__Extracted records__
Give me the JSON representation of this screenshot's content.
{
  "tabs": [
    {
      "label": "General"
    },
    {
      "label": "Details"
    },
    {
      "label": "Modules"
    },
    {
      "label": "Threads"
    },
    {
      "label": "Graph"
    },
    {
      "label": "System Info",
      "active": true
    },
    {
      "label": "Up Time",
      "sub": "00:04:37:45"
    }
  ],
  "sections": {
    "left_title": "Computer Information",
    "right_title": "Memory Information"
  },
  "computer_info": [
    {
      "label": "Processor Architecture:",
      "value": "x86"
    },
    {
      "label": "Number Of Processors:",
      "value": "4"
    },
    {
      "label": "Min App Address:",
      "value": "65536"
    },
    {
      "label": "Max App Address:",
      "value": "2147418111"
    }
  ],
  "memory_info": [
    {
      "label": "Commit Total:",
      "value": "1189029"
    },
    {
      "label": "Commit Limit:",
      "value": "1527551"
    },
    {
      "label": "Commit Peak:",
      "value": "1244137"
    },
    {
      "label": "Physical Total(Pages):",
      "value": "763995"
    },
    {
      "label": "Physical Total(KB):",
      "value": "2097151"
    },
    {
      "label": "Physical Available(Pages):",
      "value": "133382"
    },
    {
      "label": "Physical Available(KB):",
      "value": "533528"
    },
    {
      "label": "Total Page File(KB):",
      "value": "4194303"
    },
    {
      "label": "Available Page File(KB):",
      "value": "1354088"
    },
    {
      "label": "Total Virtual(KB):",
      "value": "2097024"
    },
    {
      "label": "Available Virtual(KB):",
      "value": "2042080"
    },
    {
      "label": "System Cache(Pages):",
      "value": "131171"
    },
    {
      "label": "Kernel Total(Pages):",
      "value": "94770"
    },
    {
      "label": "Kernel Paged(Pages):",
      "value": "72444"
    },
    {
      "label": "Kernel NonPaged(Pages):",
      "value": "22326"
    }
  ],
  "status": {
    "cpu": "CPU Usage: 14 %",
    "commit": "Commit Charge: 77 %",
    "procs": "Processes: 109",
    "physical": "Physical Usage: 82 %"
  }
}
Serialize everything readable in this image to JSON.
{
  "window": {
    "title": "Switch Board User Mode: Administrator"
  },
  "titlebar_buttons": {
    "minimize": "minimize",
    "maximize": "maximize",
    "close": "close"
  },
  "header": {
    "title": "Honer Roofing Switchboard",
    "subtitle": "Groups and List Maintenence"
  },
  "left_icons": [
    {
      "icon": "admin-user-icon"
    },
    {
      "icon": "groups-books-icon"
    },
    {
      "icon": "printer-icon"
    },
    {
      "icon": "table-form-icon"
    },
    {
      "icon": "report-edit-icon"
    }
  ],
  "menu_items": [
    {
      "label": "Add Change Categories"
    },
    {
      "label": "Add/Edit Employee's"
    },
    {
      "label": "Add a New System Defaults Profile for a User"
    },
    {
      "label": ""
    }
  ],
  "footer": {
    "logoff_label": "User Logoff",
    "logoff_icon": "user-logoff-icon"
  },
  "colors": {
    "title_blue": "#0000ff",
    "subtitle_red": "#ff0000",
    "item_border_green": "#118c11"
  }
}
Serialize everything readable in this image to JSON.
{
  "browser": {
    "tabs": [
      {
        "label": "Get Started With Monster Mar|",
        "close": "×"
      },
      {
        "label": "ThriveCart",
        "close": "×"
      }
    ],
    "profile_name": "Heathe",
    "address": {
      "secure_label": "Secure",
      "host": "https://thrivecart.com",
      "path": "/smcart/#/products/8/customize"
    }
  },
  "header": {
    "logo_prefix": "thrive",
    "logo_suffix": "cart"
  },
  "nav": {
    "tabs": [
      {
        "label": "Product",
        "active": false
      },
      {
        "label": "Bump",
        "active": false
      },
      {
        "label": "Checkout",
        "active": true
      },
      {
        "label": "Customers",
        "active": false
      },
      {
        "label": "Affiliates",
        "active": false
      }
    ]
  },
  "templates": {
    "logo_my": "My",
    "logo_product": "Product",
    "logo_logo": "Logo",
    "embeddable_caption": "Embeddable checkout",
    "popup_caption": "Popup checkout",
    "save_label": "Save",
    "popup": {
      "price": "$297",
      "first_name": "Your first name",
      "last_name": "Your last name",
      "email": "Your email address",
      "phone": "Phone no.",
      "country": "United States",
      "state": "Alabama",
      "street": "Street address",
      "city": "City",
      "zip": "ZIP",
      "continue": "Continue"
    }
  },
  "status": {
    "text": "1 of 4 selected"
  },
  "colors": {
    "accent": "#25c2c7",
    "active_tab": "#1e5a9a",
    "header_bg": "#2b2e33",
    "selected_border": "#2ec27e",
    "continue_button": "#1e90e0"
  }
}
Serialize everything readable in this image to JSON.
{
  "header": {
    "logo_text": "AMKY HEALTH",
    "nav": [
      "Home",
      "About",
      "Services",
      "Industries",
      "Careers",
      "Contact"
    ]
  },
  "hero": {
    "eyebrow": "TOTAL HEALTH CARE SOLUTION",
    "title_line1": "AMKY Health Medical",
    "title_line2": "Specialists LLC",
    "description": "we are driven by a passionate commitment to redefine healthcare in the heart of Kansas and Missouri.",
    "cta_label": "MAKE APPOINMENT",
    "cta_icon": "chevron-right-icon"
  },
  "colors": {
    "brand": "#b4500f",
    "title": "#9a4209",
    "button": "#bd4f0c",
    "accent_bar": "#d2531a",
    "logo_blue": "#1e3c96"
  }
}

__What is needed__
Identify each line of the material where the word "Kernel" shows up, and copy it.

__Written solution__
      "label": "Kernel Total(Pages):",
      "label": "Kernel Paged(Pages):",
      "label": "Kernel NonPaged(Pages):",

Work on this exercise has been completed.